+++ Excerpted records

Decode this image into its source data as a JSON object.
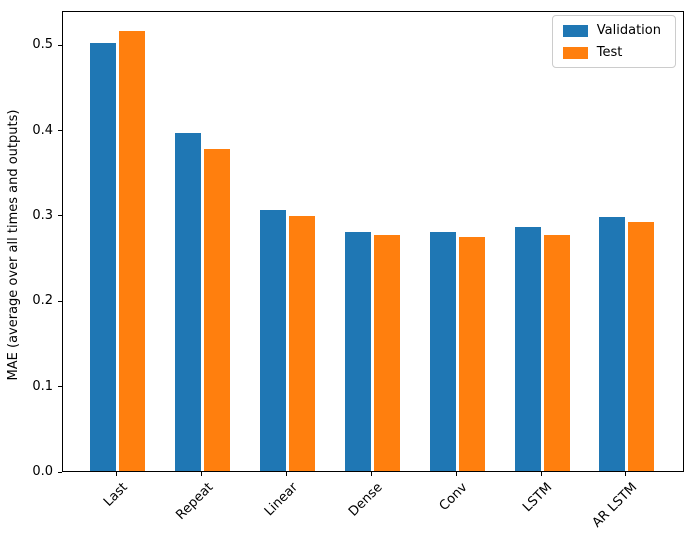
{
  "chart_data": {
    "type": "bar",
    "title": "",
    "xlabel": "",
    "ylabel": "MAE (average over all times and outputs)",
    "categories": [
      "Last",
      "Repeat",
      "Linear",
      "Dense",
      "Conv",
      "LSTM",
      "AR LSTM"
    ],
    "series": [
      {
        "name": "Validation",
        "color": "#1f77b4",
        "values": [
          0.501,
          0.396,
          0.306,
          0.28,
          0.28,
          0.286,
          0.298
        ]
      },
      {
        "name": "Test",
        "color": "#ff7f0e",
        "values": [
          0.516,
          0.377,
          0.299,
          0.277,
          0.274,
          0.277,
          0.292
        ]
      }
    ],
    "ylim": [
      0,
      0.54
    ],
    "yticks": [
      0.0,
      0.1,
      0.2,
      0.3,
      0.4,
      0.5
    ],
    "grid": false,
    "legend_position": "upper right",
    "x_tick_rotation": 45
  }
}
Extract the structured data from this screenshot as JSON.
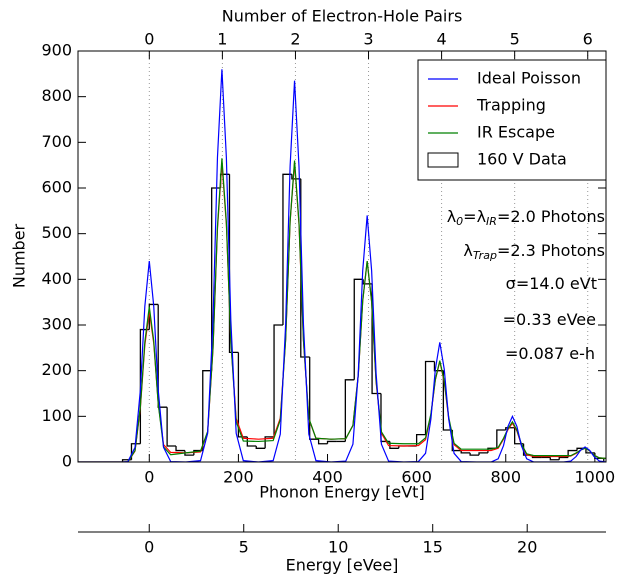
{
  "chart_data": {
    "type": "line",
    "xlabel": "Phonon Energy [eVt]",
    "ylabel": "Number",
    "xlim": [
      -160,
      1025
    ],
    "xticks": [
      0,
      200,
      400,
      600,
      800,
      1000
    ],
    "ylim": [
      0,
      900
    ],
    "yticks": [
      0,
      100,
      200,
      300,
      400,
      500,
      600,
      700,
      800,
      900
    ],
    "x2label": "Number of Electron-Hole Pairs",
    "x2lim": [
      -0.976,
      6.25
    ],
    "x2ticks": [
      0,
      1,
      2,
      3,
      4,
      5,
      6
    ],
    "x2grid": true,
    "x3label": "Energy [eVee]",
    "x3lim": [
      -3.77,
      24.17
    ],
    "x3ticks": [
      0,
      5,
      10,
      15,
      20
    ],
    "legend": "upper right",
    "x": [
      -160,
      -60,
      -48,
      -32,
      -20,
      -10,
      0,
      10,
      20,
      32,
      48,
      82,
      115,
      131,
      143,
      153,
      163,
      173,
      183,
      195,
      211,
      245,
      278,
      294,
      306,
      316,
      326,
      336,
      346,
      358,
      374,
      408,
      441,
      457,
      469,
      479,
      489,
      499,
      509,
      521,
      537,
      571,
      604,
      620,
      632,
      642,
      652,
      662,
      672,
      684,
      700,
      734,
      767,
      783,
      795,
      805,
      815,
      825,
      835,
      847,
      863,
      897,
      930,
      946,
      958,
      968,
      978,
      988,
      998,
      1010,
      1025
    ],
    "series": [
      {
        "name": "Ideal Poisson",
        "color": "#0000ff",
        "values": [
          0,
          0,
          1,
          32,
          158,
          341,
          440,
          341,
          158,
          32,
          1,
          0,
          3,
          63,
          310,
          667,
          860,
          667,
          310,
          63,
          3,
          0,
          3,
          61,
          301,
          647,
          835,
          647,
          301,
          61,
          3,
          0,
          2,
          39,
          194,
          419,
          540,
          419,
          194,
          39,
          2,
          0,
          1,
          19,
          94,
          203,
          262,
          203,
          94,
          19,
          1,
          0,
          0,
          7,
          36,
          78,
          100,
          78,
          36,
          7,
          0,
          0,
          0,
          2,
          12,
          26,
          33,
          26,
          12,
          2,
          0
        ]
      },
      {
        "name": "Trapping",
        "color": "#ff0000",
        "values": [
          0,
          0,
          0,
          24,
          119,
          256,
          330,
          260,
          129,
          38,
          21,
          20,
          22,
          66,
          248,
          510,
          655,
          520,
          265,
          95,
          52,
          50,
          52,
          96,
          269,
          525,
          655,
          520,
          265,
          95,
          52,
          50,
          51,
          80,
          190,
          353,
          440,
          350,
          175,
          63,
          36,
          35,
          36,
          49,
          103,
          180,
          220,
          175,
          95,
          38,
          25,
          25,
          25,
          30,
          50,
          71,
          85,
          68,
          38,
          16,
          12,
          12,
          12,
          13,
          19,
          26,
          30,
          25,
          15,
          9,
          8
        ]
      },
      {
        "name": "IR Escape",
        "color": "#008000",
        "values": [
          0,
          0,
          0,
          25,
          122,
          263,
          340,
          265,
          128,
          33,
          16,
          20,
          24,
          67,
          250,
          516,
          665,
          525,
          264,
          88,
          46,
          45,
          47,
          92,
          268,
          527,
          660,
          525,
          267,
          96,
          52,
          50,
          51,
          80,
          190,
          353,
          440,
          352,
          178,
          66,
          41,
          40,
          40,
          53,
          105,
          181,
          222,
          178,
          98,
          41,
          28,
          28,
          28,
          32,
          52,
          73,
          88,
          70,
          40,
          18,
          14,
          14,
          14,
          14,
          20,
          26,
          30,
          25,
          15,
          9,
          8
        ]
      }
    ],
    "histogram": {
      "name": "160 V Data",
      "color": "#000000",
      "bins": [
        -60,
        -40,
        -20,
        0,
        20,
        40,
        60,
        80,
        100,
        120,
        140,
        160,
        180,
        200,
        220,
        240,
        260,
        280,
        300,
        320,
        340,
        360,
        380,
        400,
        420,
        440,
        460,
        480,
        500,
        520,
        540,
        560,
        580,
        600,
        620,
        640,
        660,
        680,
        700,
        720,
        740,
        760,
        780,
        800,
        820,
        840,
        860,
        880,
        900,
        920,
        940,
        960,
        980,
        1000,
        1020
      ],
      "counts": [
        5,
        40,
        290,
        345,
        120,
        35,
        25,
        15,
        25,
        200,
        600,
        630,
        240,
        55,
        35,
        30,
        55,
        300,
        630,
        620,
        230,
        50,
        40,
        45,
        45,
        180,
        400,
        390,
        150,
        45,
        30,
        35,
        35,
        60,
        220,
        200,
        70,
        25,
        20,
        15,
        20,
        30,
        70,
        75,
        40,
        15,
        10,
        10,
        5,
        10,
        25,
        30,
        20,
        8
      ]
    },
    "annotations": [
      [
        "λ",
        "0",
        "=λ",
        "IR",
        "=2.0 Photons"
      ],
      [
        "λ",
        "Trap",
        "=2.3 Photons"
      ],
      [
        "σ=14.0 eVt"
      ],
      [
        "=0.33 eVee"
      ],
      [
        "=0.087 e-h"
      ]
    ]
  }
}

++++++
+++ Excerpted records

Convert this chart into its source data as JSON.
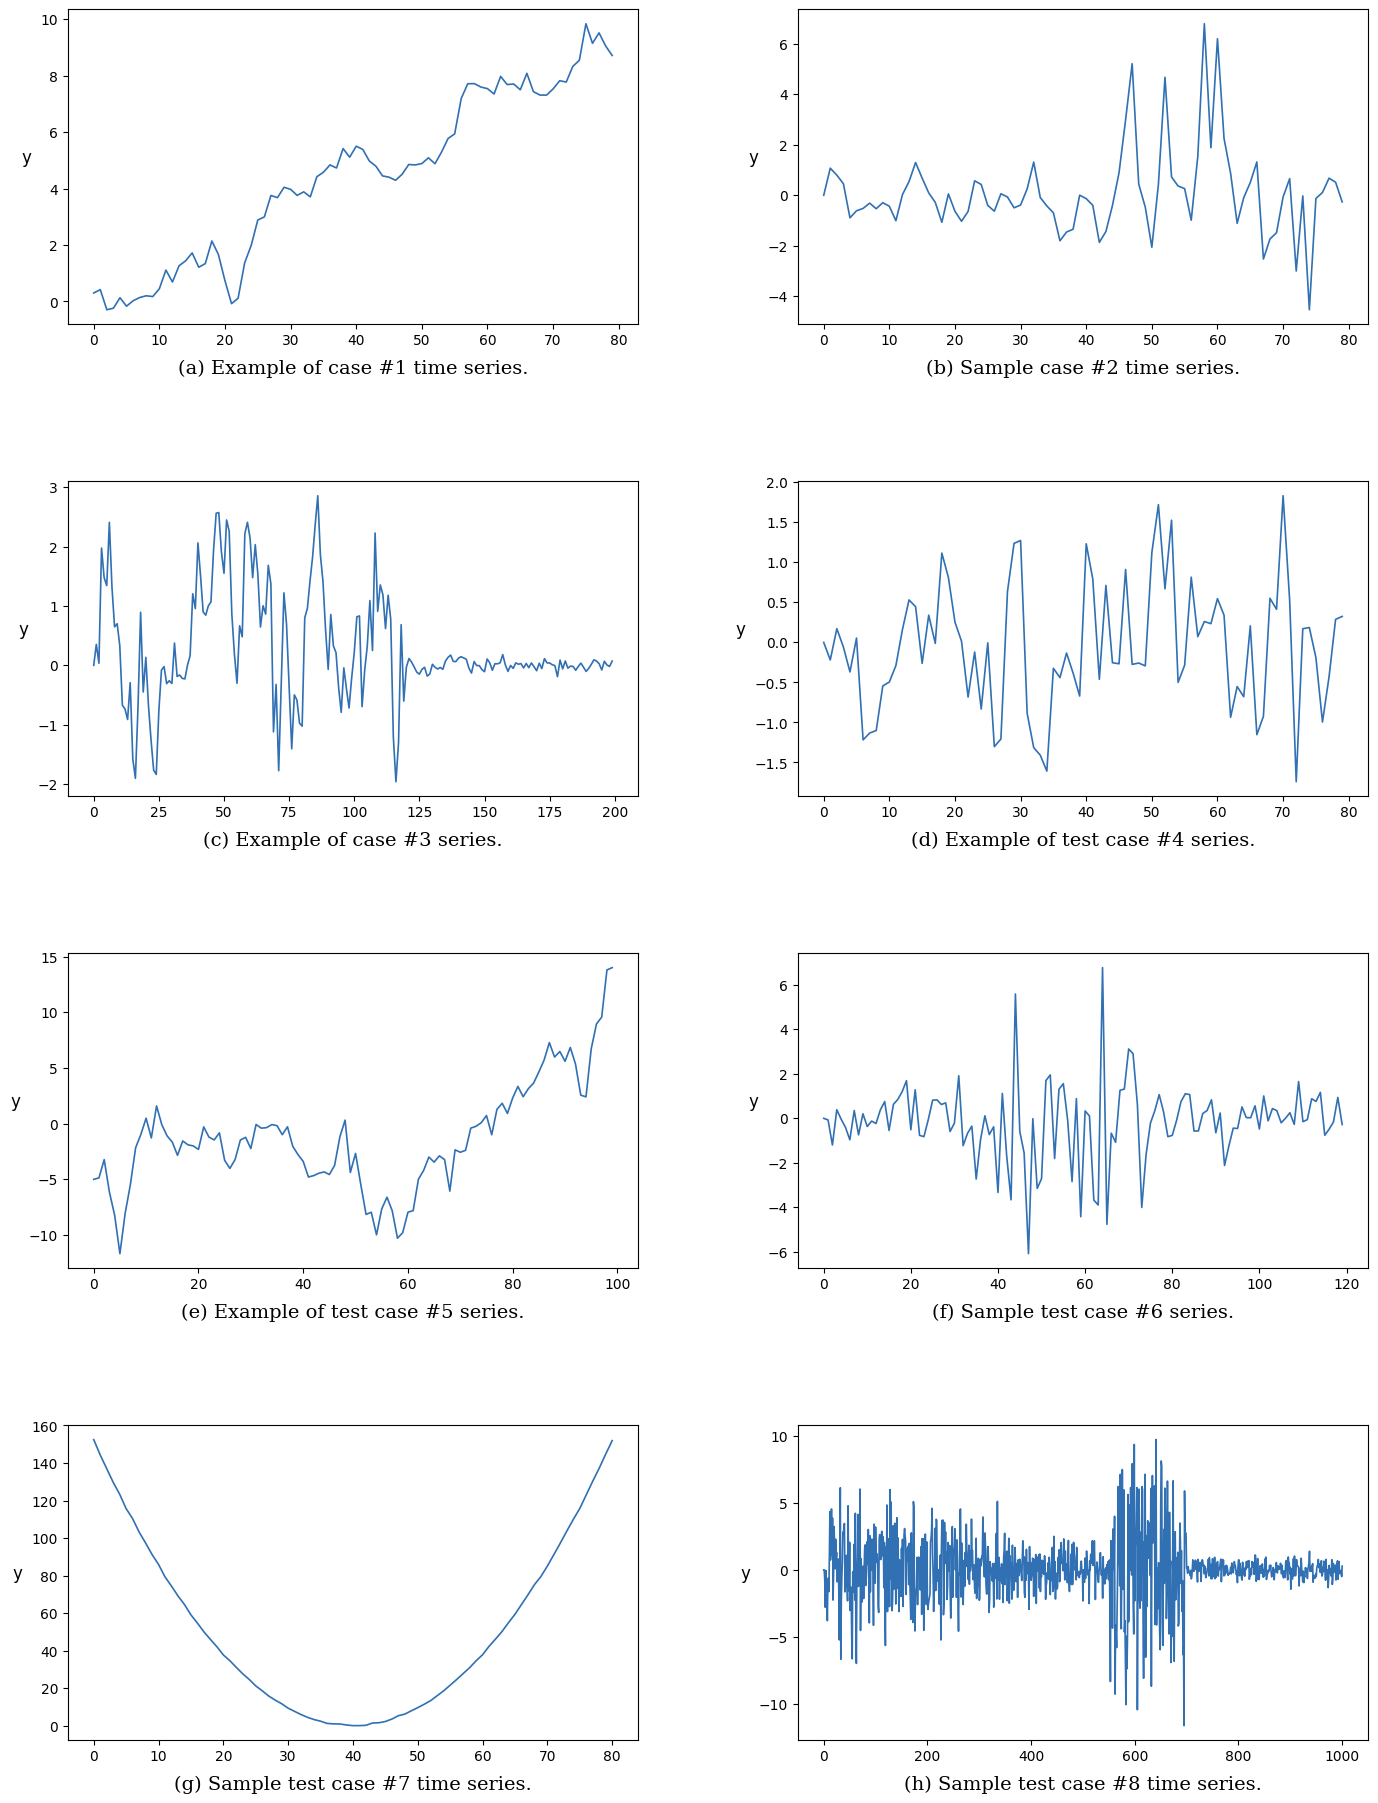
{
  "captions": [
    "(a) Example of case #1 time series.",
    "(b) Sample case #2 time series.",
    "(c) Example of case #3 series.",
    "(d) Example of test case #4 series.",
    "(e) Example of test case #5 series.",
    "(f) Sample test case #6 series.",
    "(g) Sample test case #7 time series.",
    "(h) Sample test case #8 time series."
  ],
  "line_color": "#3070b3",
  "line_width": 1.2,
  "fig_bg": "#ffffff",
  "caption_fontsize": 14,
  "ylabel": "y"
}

++++++
+++ Excerpted records

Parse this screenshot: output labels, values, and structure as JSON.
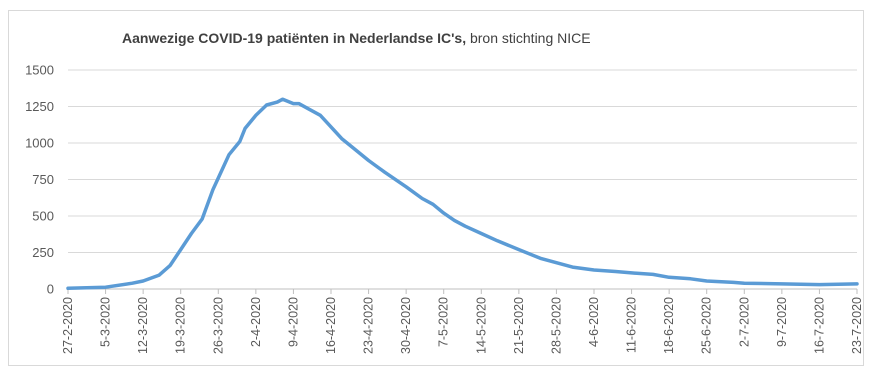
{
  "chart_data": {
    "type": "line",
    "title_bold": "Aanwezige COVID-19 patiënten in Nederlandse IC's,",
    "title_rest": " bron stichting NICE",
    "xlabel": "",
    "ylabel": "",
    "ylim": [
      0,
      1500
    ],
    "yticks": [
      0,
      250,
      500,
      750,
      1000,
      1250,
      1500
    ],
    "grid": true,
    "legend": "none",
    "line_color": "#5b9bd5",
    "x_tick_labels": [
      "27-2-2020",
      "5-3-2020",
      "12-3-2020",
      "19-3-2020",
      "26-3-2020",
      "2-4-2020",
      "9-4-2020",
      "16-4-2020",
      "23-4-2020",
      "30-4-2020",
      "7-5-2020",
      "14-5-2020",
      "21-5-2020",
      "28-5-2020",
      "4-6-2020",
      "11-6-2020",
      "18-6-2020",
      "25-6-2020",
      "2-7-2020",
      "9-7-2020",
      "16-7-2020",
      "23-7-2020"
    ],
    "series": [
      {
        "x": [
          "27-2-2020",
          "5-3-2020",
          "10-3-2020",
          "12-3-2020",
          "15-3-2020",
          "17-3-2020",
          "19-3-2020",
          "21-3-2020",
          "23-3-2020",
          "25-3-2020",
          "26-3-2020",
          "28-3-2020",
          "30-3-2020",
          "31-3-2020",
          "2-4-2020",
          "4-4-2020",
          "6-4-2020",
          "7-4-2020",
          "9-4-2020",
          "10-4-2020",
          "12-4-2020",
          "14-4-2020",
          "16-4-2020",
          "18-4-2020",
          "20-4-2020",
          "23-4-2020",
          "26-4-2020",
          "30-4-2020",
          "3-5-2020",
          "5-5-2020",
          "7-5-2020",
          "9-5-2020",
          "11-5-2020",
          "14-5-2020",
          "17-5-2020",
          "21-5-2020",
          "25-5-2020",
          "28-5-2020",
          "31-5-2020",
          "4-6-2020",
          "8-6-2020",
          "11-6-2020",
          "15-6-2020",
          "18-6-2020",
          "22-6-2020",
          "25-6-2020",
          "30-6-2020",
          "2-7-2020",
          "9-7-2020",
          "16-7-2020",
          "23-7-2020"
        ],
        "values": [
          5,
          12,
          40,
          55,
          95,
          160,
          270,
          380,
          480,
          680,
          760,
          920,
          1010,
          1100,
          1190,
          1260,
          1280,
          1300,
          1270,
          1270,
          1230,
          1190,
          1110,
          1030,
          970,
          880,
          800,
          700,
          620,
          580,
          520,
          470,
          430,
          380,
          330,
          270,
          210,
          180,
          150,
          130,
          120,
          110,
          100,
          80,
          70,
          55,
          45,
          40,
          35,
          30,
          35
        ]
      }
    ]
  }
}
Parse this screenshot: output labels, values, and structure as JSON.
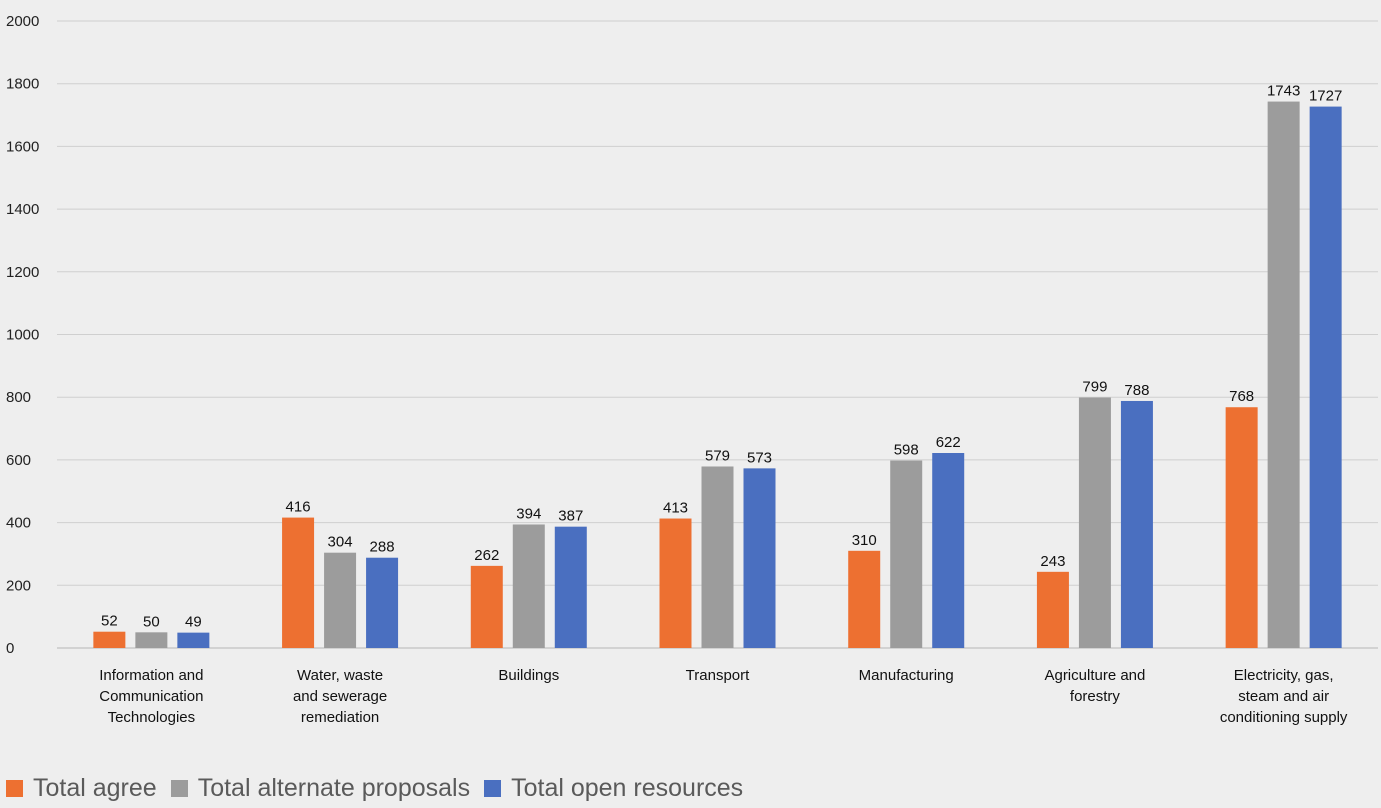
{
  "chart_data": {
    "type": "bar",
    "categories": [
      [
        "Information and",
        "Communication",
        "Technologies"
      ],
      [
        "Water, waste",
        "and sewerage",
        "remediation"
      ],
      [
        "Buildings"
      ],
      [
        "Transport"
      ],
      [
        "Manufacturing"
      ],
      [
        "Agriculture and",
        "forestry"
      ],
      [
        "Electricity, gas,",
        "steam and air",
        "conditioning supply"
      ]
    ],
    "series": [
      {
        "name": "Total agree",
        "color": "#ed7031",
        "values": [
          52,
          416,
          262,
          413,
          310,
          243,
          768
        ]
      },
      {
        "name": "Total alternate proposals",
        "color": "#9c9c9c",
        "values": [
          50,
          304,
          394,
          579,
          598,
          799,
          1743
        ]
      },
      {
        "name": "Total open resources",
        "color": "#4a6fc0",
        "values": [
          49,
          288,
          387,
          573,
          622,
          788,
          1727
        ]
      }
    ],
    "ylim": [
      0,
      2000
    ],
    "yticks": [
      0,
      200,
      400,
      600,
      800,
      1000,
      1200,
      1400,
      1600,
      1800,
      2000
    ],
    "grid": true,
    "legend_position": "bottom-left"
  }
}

++++++

• _Required work_
Check the data for the word "Total" and pull out the lines that have it.

• _Result_
        "name": "Total agree",
        "name": "Total alternate proposals",
        "name": "Total open resources",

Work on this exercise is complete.